(Source records)

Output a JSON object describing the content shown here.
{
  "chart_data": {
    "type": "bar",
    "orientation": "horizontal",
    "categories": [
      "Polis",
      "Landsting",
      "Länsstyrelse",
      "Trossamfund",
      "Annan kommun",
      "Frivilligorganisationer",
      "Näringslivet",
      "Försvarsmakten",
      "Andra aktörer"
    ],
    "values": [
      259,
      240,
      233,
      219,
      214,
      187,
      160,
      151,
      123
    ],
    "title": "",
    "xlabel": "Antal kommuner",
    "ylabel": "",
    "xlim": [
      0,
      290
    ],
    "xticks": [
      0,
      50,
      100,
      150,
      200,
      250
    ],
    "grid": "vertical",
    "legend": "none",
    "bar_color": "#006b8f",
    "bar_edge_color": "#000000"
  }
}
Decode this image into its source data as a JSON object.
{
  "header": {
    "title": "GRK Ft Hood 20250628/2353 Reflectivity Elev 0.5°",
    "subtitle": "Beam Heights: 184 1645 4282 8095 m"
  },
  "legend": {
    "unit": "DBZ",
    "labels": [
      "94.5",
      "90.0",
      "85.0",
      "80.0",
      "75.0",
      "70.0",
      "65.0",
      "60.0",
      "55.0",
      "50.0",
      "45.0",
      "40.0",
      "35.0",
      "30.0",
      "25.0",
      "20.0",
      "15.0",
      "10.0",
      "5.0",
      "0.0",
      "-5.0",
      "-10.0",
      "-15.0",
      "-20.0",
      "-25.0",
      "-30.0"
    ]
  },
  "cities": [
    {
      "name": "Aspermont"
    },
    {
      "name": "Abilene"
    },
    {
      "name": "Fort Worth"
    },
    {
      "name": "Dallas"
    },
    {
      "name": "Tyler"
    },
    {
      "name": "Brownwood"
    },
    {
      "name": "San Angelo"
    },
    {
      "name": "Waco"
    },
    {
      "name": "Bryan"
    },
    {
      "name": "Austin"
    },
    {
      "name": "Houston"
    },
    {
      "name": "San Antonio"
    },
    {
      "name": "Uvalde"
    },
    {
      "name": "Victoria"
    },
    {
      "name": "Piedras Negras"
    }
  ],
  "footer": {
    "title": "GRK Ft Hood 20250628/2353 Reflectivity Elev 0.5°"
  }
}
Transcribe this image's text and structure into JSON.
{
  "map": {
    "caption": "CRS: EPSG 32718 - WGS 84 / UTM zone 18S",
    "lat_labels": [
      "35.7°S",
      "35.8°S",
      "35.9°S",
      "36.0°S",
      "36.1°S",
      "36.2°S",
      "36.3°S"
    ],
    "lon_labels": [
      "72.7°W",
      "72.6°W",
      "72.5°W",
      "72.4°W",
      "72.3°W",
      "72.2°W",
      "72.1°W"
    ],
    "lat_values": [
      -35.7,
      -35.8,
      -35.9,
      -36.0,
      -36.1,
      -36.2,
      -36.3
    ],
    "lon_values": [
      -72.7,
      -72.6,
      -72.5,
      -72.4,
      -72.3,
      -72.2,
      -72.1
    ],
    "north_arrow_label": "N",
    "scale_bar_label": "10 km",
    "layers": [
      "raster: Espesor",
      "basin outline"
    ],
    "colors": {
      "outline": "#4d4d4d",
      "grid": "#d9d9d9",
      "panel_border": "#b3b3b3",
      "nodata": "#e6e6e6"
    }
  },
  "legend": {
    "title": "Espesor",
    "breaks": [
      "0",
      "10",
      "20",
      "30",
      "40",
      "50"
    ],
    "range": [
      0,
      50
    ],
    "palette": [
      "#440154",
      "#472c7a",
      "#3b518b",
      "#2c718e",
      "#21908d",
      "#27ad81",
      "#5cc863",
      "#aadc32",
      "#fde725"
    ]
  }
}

=== DIRECTIONS ===
Of all the lines above, how many contain the word "this"? Answer with only the number.

=== ANSWER TO THE PROBLEM ===
2